*Problem details*: Find the lines that hold the word "page" and return them.
· · ·
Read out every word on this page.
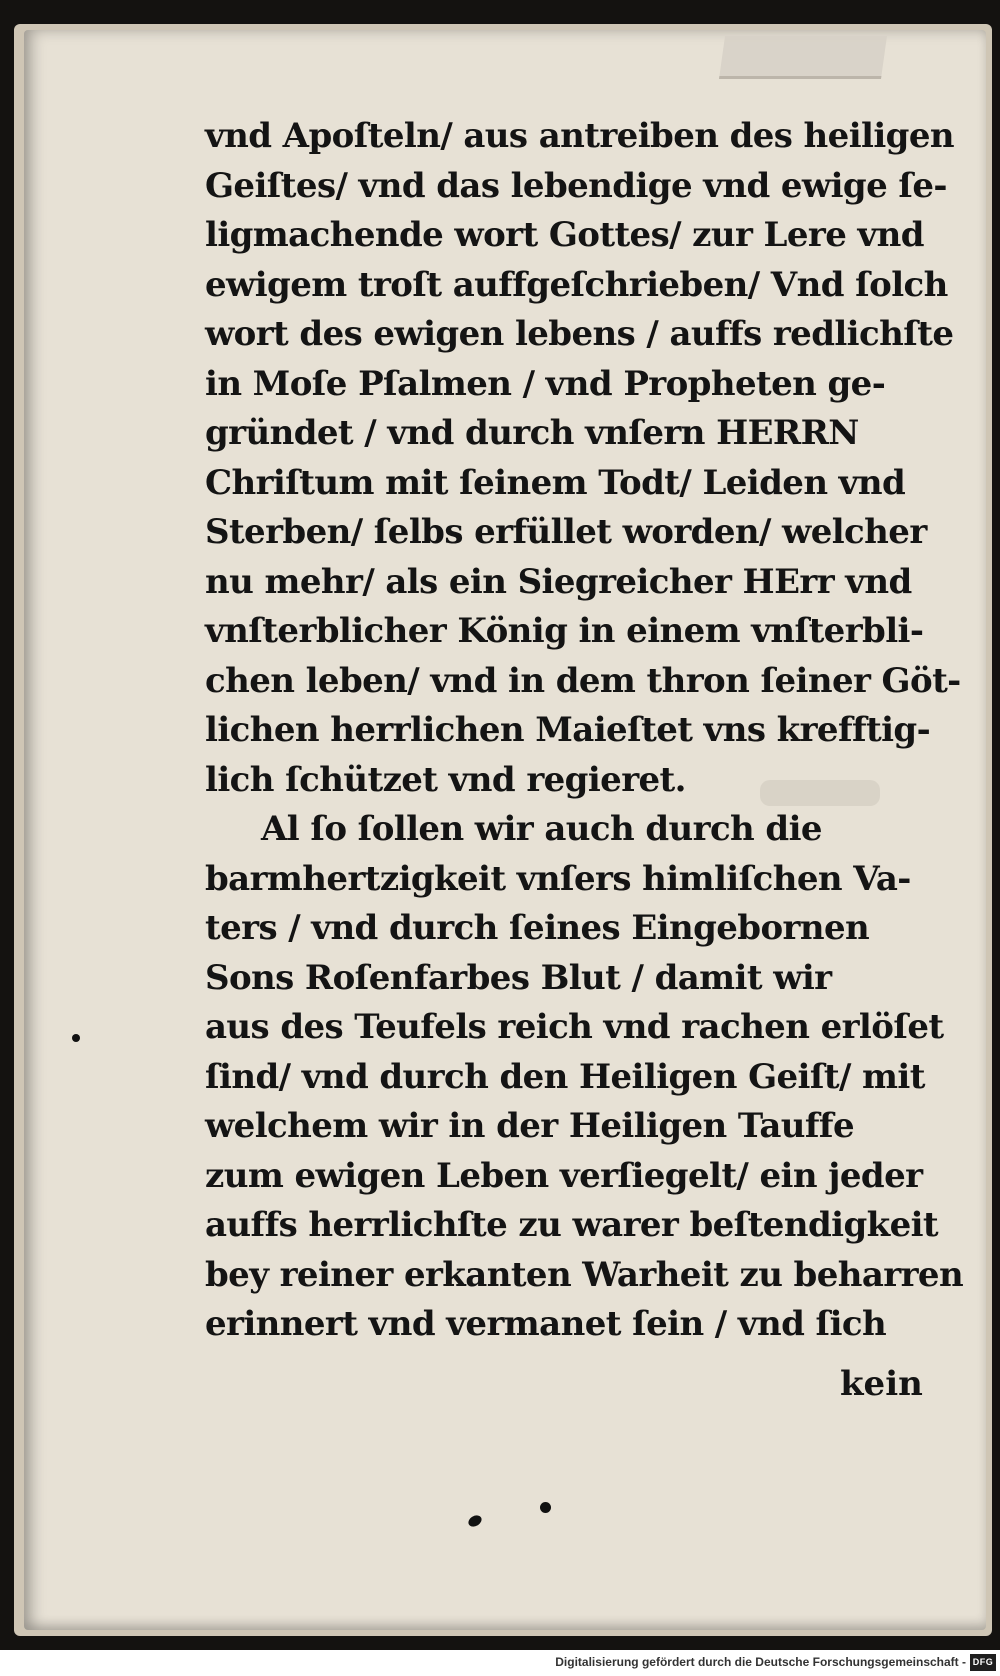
vnd Apoſteln/ aus antreiben des heiligen
Geiſtes/ vnd das lebendige vnd ewige ſe-
ligmachende wort Gottes/ zur Lere vnd
ewigem troſt auffgeſchrieben/ Vnd ſolch
wort des ewigen lebens / auffs redlichſte
in Moſe Pſalmen / vnd Propheten ge-
gründet / vnd durch vnſern HERRN
Chriſtum mit ſeinem Todt/ Leiden vnd
Sterben/ ſelbs erfüllet worden/ welcher
nu mehr/ als ein Siegreicher HErr vnd
vnſterblicher König in einem vnſterbli-
chen leben/ vnd in dem thron ſeiner Göt-
lichen herrlichen Maieſtet vns krefftig-
lich ſchützet vnd regieret.
Al ſo ſollen wir auch durch die
barmhertzigkeit vnſers himliſchen Va-
ters / vnd durch ſeines Eingebornen
Sons Roſenfarbes Blut / damit wir
aus des Teufels reich vnd rachen erlöſet
ſind/ vnd durch den Heiligen Geiſt/ mit
welchem wir in der Heiligen Tauffe
zum ewigen Leben verſiegelt/ ein jeder
auffs herrlichſte zu warer beſtendigkeit
bey reiner erkanten Warheit zu beharren
erinnert vnd vermanet ſein / vnd ſich
kein
Digitalisierung gefördert durch die Deutsche Forschungsgemeinschaft - DFG
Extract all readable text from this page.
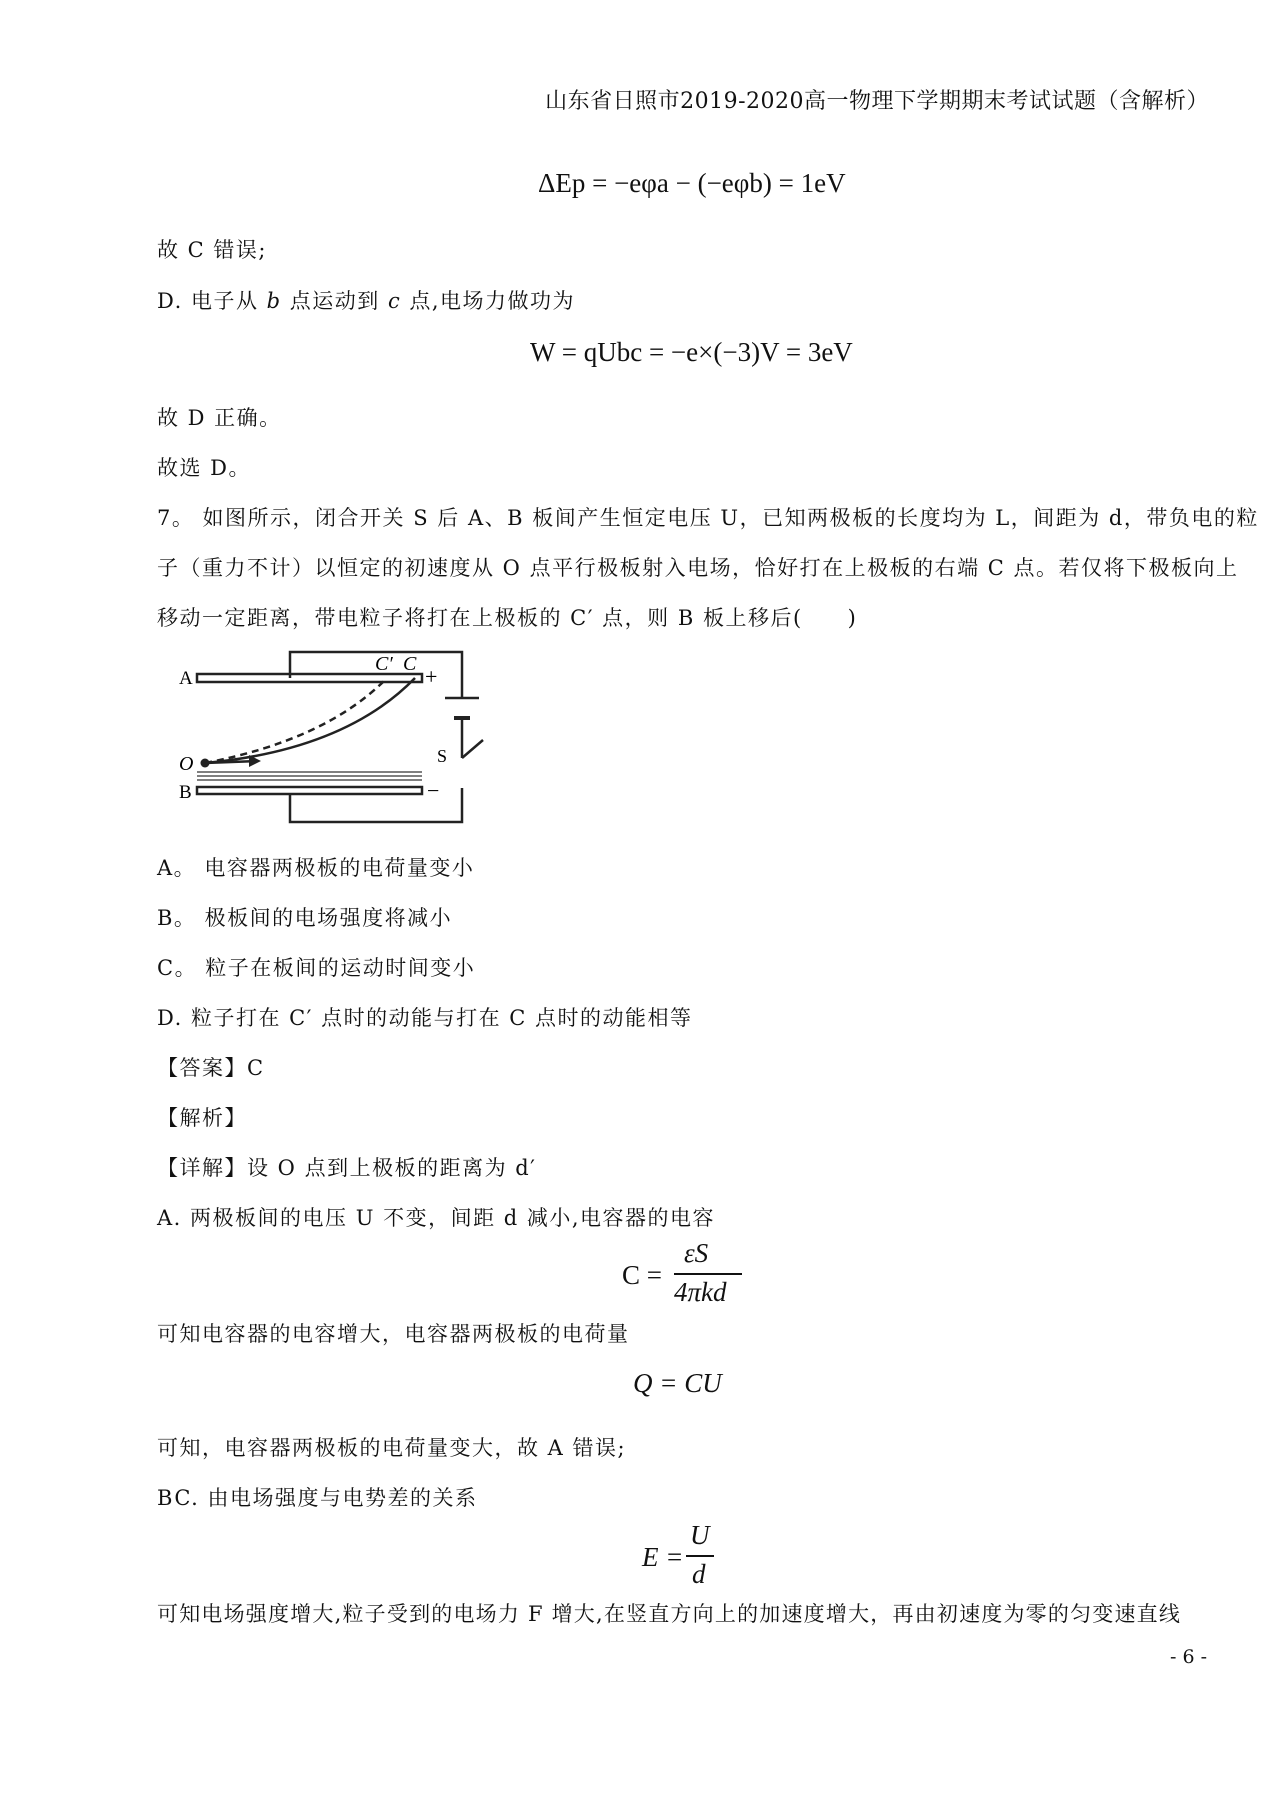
山东省日照市2019-2020高一物理下学期期末考试试题（含解析）
ΔEp = −eφa − (−eφb) = 1eV
故 C 错误;
D. 电子从 b 点运动到 c 点,电场力做功为
W = qUbc = −e×(−3)V = 3eV
故 D 正确。
故选 D。
7。 如图所示，闭合开关 S 后 A、B 板间产生恒定电压 U，已知两极板的长度均为 L，间距为 d，带负电的粒
子（重力不计）以恒定的初速度从 O 点平行极板射入电场，恰好打在上极板的右端 C 点。若仅将下极板向上
移动一定距离，带电粒子将打在上极板的 C′ 点，则 B 板上移后(　　)
A
B
O
C′ C +
−
S
A。 电容器两极板的电荷量变小
B。 极板间的电场强度将减小
C。 粒子在板间的运动时间变小
D. 粒子打在 C′ 点时的动能与打在 C 点时的动能相等
【答案】C
【解析】
【详解】设 O 点到上极板的距离为 d′
A. 两极板间的电压 U 不变，间距 d 减小,电容器的电容
C =
εS
4πkd
可知电容器的电容增大，电容器两极板的电荷量
Q = CU
可知，电容器两极板的电荷量变大，故 A 错误;
BC. 由电场强度与电势差的关系
E =
U
d
可知电场强度增大,粒子受到的电场力 F 增大,在竖直方向上的加速度增大，再由初速度为零的匀变速直线
- 6 -
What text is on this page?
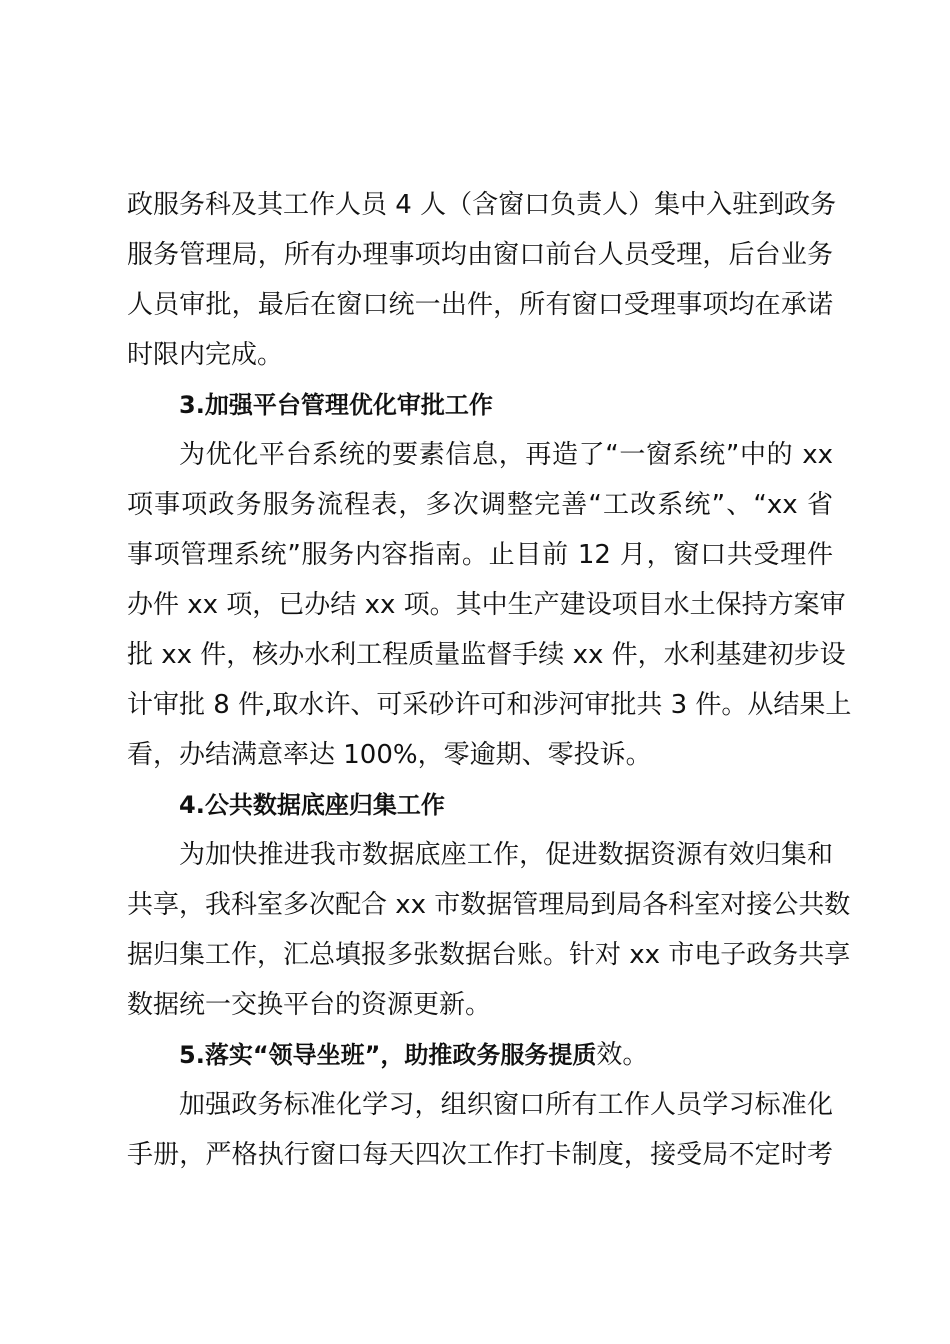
政服务科及其工作人员 4 人（含窗口负责人）集中入驻到政务
服务管理局，所有办理事项均由窗口前台人员受理，后台业务
人员审批，最后在窗口统一出件，所有窗口受理事项均在承诺
时限内完成。
3.加强平台管理优化审批工作
为优化平台系统的要素信息，再造了“一窗系统”中的 xx
项事项政务服务流程表，多次调整完善“工改系统”、“xx 省
事项管理系统”服务内容指南。止目前 12 月，窗口共受理件
办件 xx 项，已办结 xx 项。其中生产建设项目水土保持方案审
批 xx 件，核办水利工程质量监督手续 xx 件，水利基建初步设
计审批 8 件,取水许、可采砂许可和涉河审批共 3 件。从结果上
看，办结满意率达 100%，零逾期、零投诉。
4.公共数据底座归集工作
为加快推进我市数据底座工作，促进数据资源有效归集和
共享，我科室多次配合 xx 市数据管理局到局各科室对接公共数
据归集工作，汇总填报多张数据台账。针对 xx 市电子政务共享
数据统一交换平台的资源更新。
5.落实“领导坐班”，助推政务服务提质效。
加强政务标准化学习，组织窗口所有工作人员学习标准化
手册，严格执行窗口每天四次工作打卡制度，接受局不定时考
· · ·
*Exercise response*:
Read out every word on this page.
Extract all readable text from this page.
What text is on this page?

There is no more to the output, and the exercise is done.